**GOAL OF THE EXERCISE:** What is the number of lines containing the string "JSON"? Answer with the number only.
--- START OF DATA TO USE ---
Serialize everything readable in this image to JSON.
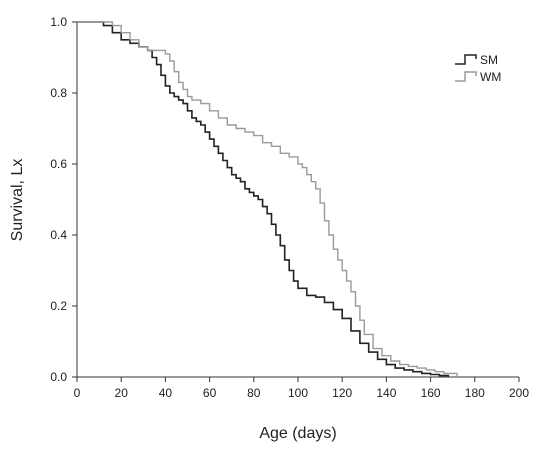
{
  "chart_data": {
    "type": "line",
    "subtype": "kaplan-meier survival step curves",
    "title": "",
    "xlabel": "Age (days)",
    "ylabel": "Survival, Lx",
    "xlim": [
      0,
      200
    ],
    "ylim": [
      0,
      1.0
    ],
    "xticks": [
      0,
      20,
      40,
      60,
      80,
      100,
      120,
      140,
      160,
      180,
      200
    ],
    "xtick_labels": [
      "0",
      "20",
      "40",
      "60",
      "80",
      "100",
      "120",
      "140",
      "160",
      "180",
      "200"
    ],
    "yticks": [
      0,
      0.2,
      0.4,
      0.6,
      0.8,
      1.0
    ],
    "ytick_labels": [
      "0.0",
      "0.2",
      "0.4",
      "0.6",
      "0.8",
      "1.0"
    ],
    "grid": false,
    "legend": {
      "position": "top-right",
      "entries": [
        "SM",
        "WM"
      ]
    },
    "series": [
      {
        "name": "SM",
        "color": "#222222",
        "x": [
          0,
          12,
          16,
          20,
          24,
          28,
          32,
          34,
          36,
          38,
          40,
          42,
          44,
          46,
          48,
          50,
          52,
          54,
          56,
          58,
          60,
          62,
          64,
          66,
          68,
          70,
          72,
          74,
          76,
          78,
          80,
          82,
          84,
          86,
          88,
          90,
          92,
          94,
          96,
          98,
          100,
          104,
          108,
          112,
          116,
          120,
          124,
          128,
          132,
          136,
          140,
          144,
          148,
          152,
          156,
          160,
          164,
          168
        ],
        "y": [
          1.0,
          0.99,
          0.97,
          0.95,
          0.94,
          0.93,
          0.92,
          0.9,
          0.88,
          0.85,
          0.82,
          0.8,
          0.79,
          0.78,
          0.77,
          0.75,
          0.73,
          0.72,
          0.71,
          0.69,
          0.67,
          0.65,
          0.63,
          0.61,
          0.59,
          0.57,
          0.56,
          0.55,
          0.53,
          0.52,
          0.51,
          0.5,
          0.48,
          0.46,
          0.43,
          0.4,
          0.37,
          0.33,
          0.3,
          0.27,
          0.25,
          0.23,
          0.225,
          0.21,
          0.19,
          0.165,
          0.13,
          0.095,
          0.07,
          0.05,
          0.035,
          0.025,
          0.02,
          0.015,
          0.01,
          0.007,
          0.004,
          0.0
        ]
      },
      {
        "name": "WM",
        "color": "#9a9a9a",
        "x": [
          0,
          12,
          16,
          20,
          24,
          28,
          32,
          36,
          40,
          42,
          44,
          46,
          48,
          50,
          52,
          56,
          60,
          64,
          68,
          72,
          76,
          80,
          84,
          88,
          92,
          96,
          100,
          102,
          104,
          106,
          108,
          110,
          112,
          114,
          116,
          118,
          120,
          122,
          124,
          126,
          128,
          130,
          134,
          138,
          142,
          146,
          150,
          154,
          158,
          162,
          166,
          172
        ],
        "y": [
          1.0,
          1.0,
          0.99,
          0.97,
          0.95,
          0.93,
          0.92,
          0.92,
          0.91,
          0.89,
          0.86,
          0.83,
          0.81,
          0.79,
          0.78,
          0.77,
          0.75,
          0.73,
          0.71,
          0.7,
          0.69,
          0.68,
          0.66,
          0.65,
          0.63,
          0.62,
          0.6,
          0.59,
          0.57,
          0.55,
          0.53,
          0.49,
          0.44,
          0.4,
          0.36,
          0.33,
          0.3,
          0.27,
          0.24,
          0.2,
          0.16,
          0.12,
          0.08,
          0.06,
          0.045,
          0.035,
          0.03,
          0.025,
          0.02,
          0.015,
          0.01,
          0.0
        ]
      }
    ]
  }
}
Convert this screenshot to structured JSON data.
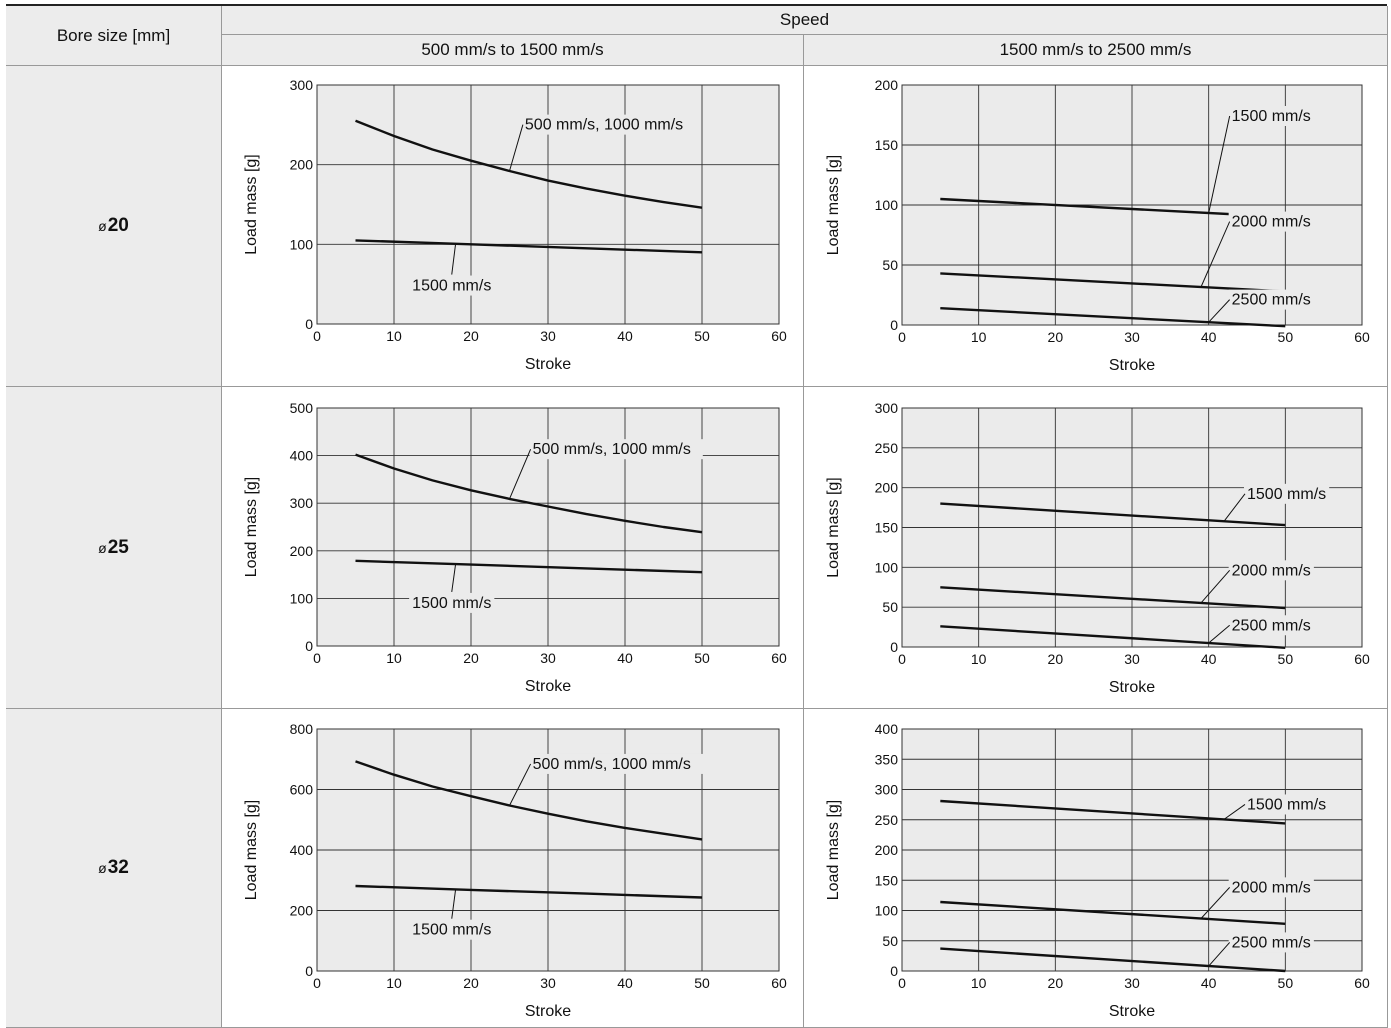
{
  "header": {
    "bore_label": "Bore size [mm]",
    "speed_label": "Speed",
    "col1_label": "500 mm/s to 1500 mm/s",
    "col2_label": "1500 mm/s to 2500 mm/s"
  },
  "rows": [
    {
      "prefix": "ø",
      "value": "20"
    },
    {
      "prefix": "ø",
      "value": "25"
    },
    {
      "prefix": "ø",
      "value": "32"
    }
  ],
  "colors": {
    "header_bg": "#ececec",
    "plot_bg": "#ebebeb",
    "line": "#111111",
    "grid": "#333333"
  },
  "chart_data": [
    {
      "id": "r1c1",
      "type": "line",
      "xlabel": "Stroke",
      "ylabel": "Load mass [g]",
      "xlim": [
        0,
        60
      ],
      "ylim": [
        0,
        300
      ],
      "xticks": [
        0,
        10,
        20,
        30,
        40,
        50,
        60
      ],
      "yticks": [
        0,
        100,
        200,
        300
      ],
      "series": [
        {
          "name": "500 mm/s, 1000 mm/s",
          "x": [
            5,
            10,
            15,
            20,
            25,
            30,
            35,
            40,
            45,
            50
          ],
          "y": [
            255,
            236,
            219,
            205,
            192,
            180,
            170,
            161,
            153,
            146
          ]
        },
        {
          "name": "1500 mm/s",
          "x": [
            5,
            20,
            35,
            50
          ],
          "y": [
            105,
            100,
            95,
            90
          ]
        }
      ],
      "annotations": [
        {
          "text": "500 mm/s, 1000 mm/s",
          "series": 0,
          "at_x": 25,
          "label_x": 27,
          "label_y": 244,
          "anchor": "start"
        },
        {
          "text": "1500 mm/s",
          "series": 1,
          "at_x": 18,
          "label_x": 17.5,
          "label_y": 42,
          "anchor": "middle"
        }
      ]
    },
    {
      "id": "r1c2",
      "type": "line",
      "xlabel": "Stroke",
      "ylabel": "Load mass [g]",
      "xlim": [
        0,
        60
      ],
      "ylim": [
        0,
        200
      ],
      "xticks": [
        0,
        10,
        20,
        30,
        40,
        50,
        60
      ],
      "yticks": [
        0,
        50,
        100,
        150,
        200
      ],
      "series": [
        {
          "name": "1500 mm/s",
          "x": [
            5,
            50
          ],
          "y": [
            105,
            90
          ]
        },
        {
          "name": "2000 mm/s",
          "x": [
            5,
            50
          ],
          "y": [
            43,
            28
          ]
        },
        {
          "name": "2500 mm/s",
          "x": [
            5,
            50
          ],
          "y": [
            14,
            -1
          ]
        }
      ],
      "annotations": [
        {
          "text": "1500 mm/s",
          "series": 0,
          "at_x": 40,
          "label_x": 43,
          "label_y": 170,
          "anchor": "start"
        },
        {
          "text": "2000 mm/s",
          "series": 1,
          "at_x": 39,
          "label_x": 43,
          "label_y": 82,
          "anchor": "start"
        },
        {
          "text": "2500 mm/s",
          "series": 2,
          "at_x": 40,
          "label_x": 43,
          "label_y": 17,
          "anchor": "start"
        }
      ]
    },
    {
      "id": "r2c1",
      "type": "line",
      "xlabel": "Stroke",
      "ylabel": "Load mass [g]",
      "xlim": [
        0,
        60
      ],
      "ylim": [
        0,
        500
      ],
      "xticks": [
        0,
        10,
        20,
        30,
        40,
        50,
        60
      ],
      "yticks": [
        0,
        100,
        200,
        300,
        400,
        500
      ],
      "series": [
        {
          "name": "500 mm/s, 1000 mm/s",
          "x": [
            5,
            10,
            15,
            20,
            25,
            30,
            35,
            40,
            45,
            50
          ],
          "y": [
            402,
            373,
            348,
            327,
            309,
            293,
            277,
            263,
            250,
            239
          ]
        },
        {
          "name": "1500 mm/s",
          "x": [
            5,
            20,
            35,
            50
          ],
          "y": [
            179,
            171,
            163,
            155
          ]
        }
      ],
      "annotations": [
        {
          "text": "500 mm/s, 1000 mm/s",
          "series": 0,
          "at_x": 25,
          "label_x": 28,
          "label_y": 403,
          "anchor": "start"
        },
        {
          "text": "1500 mm/s",
          "series": 1,
          "at_x": 18,
          "label_x": 17.5,
          "label_y": 80,
          "anchor": "middle"
        }
      ]
    },
    {
      "id": "r2c2",
      "type": "line",
      "xlabel": "Stroke",
      "ylabel": "Load mass [g]",
      "xlim": [
        0,
        60
      ],
      "ylim": [
        0,
        300
      ],
      "xticks": [
        0,
        10,
        20,
        30,
        40,
        50,
        60
      ],
      "yticks": [
        0,
        50,
        100,
        150,
        200,
        250,
        300
      ],
      "series": [
        {
          "name": "1500 mm/s",
          "x": [
            5,
            50
          ],
          "y": [
            180,
            153
          ]
        },
        {
          "name": "2000 mm/s",
          "x": [
            5,
            50
          ],
          "y": [
            75,
            49
          ]
        },
        {
          "name": "2500 mm/s",
          "x": [
            5,
            50
          ],
          "y": [
            26,
            -1
          ]
        }
      ],
      "annotations": [
        {
          "text": "1500 mm/s",
          "series": 0,
          "at_x": 42,
          "label_x": 45,
          "label_y": 186,
          "anchor": "start"
        },
        {
          "text": "2000 mm/s",
          "series": 1,
          "at_x": 39,
          "label_x": 43,
          "label_y": 90,
          "anchor": "start"
        },
        {
          "text": "2500 mm/s",
          "series": 2,
          "at_x": 40,
          "label_x": 43,
          "label_y": 21,
          "anchor": "start"
        }
      ]
    },
    {
      "id": "r3c1",
      "type": "line",
      "xlabel": "Stroke",
      "ylabel": "Load mass [g]",
      "xlim": [
        0,
        60
      ],
      "ylim": [
        0,
        800
      ],
      "xticks": [
        0,
        10,
        20,
        30,
        40,
        50,
        60
      ],
      "yticks": [
        0,
        200,
        400,
        600,
        800
      ],
      "series": [
        {
          "name": "500 mm/s, 1000 mm/s",
          "x": [
            5,
            10,
            15,
            20,
            25,
            30,
            35,
            40,
            45,
            50
          ],
          "y": [
            693,
            649,
            610,
            578,
            547,
            520,
            495,
            473,
            454,
            435
          ]
        },
        {
          "name": "1500 mm/s",
          "x": [
            5,
            20,
            35,
            50
          ],
          "y": [
            281,
            268,
            256,
            243
          ]
        }
      ],
      "annotations": [
        {
          "text": "500 mm/s, 1000 mm/s",
          "series": 0,
          "at_x": 25,
          "label_x": 28,
          "label_y": 668,
          "anchor": "start"
        },
        {
          "text": "1500 mm/s",
          "series": 1,
          "at_x": 18,
          "label_x": 17.5,
          "label_y": 120,
          "anchor": "middle"
        }
      ]
    },
    {
      "id": "r3c2",
      "type": "line",
      "xlabel": "Stroke",
      "ylabel": "Load mass [g]",
      "xlim": [
        0,
        60
      ],
      "ylim": [
        0,
        400
      ],
      "xticks": [
        0,
        10,
        20,
        30,
        40,
        50,
        60
      ],
      "yticks": [
        0,
        50,
        100,
        150,
        200,
        250,
        300,
        350,
        400
      ],
      "series": [
        {
          "name": "1500 mm/s",
          "x": [
            5,
            50
          ],
          "y": [
            281,
            244
          ]
        },
        {
          "name": "2000 mm/s",
          "x": [
            5,
            50
          ],
          "y": [
            114,
            78
          ]
        },
        {
          "name": "2500 mm/s",
          "x": [
            5,
            50
          ],
          "y": [
            37,
            0
          ]
        }
      ],
      "annotations": [
        {
          "text": "1500 mm/s",
          "series": 0,
          "at_x": 42,
          "label_x": 45,
          "label_y": 267,
          "anchor": "start"
        },
        {
          "text": "2000 mm/s",
          "series": 1,
          "at_x": 39,
          "label_x": 43,
          "label_y": 130,
          "anchor": "start"
        },
        {
          "text": "2500 mm/s",
          "series": 2,
          "at_x": 40,
          "label_x": 43,
          "label_y": 39,
          "anchor": "start"
        }
      ]
    }
  ]
}
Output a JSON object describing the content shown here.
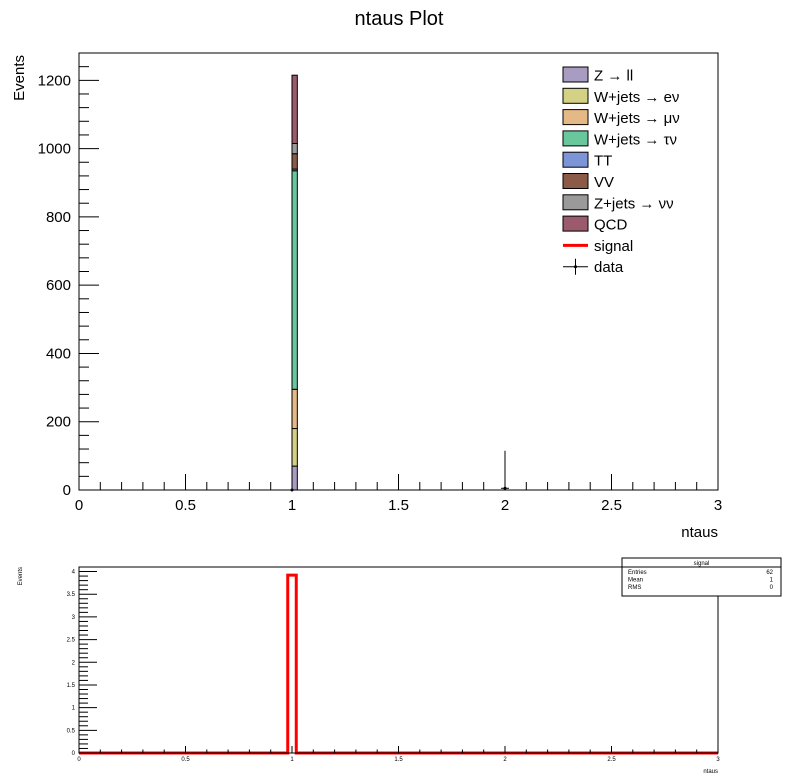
{
  "chart_data": [
    {
      "type": "bar",
      "title": "ntaus Plot",
      "xlabel": "ntaus",
      "ylabel": "Events",
      "xlim": [
        0,
        3
      ],
      "ylim": [
        0,
        1280
      ],
      "x_ticks": [
        0,
        0.5,
        1,
        1.5,
        2,
        2.5,
        3
      ],
      "x_tick_labels": [
        "0",
        "0.5",
        "1",
        "1.5",
        "2",
        "2.5",
        "3"
      ],
      "y_ticks": [
        0,
        200,
        400,
        600,
        800,
        1000,
        1200
      ],
      "y_tick_labels": [
        "0",
        "200",
        "400",
        "600",
        "800",
        "1000",
        "1200"
      ],
      "stacked": true,
      "bin": [
        1.0,
        1.025
      ],
      "series": [
        {
          "name": "Z → ll",
          "color": "#a99cc2",
          "value": 70
        },
        {
          "name": "W+jets → eν",
          "color": "#d4d184",
          "value": 110
        },
        {
          "name": "W+jets → μν",
          "color": "#e5b985",
          "value": 115
        },
        {
          "name": "W+jets → τν",
          "color": "#6ac69d",
          "value": 640
        },
        {
          "name": "TT",
          "color": "#7b95d6",
          "value": 5
        },
        {
          "name": "VV",
          "color": "#8a5c48",
          "value": 45
        },
        {
          "name": "Z+jets → νν",
          "color": "#9a9a9a",
          "value": 30
        },
        {
          "name": "QCD",
          "color": "#9a5c6c",
          "value": 200
        }
      ],
      "signal": {
        "name": "signal",
        "color": "#ff0000"
      },
      "data": {
        "name": "data",
        "points": [
          {
            "x": 1,
            "y": 0
          },
          {
            "x": 2,
            "y": 5
          }
        ]
      },
      "legend_position": "top-right",
      "grid": false
    },
    {
      "type": "bar",
      "xlabel": "ntaus",
      "ylabel": "Events",
      "xlim": [
        0,
        3
      ],
      "ylim": [
        0,
        4.1
      ],
      "x_ticks": [
        0,
        0.5,
        1,
        1.5,
        2,
        2.5,
        3
      ],
      "x_tick_labels": [
        "0",
        "0.5",
        "1",
        "1.5",
        "2",
        "2.5",
        "3"
      ],
      "y_ticks": [
        0,
        0.5,
        1,
        1.5,
        2,
        2.5,
        3,
        3.5,
        4
      ],
      "y_tick_labels": [
        "0",
        "0.5",
        "1",
        "1.5",
        "2",
        "2.5",
        "3",
        "3.5",
        "4"
      ],
      "series": [
        {
          "name": "signal",
          "color": "#ff0000",
          "bin": [
            0.98,
            1.02
          ],
          "value": 3.92
        }
      ],
      "stats_box": {
        "title": "signal",
        "rows": [
          {
            "label": "Entries",
            "value": "62"
          },
          {
            "label": "Mean",
            "value": "1"
          },
          {
            "label": "RMS",
            "value": "0"
          }
        ]
      },
      "grid": false
    }
  ]
}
--- END OF DATA TO USE ---
**TASK ANSWER:** 3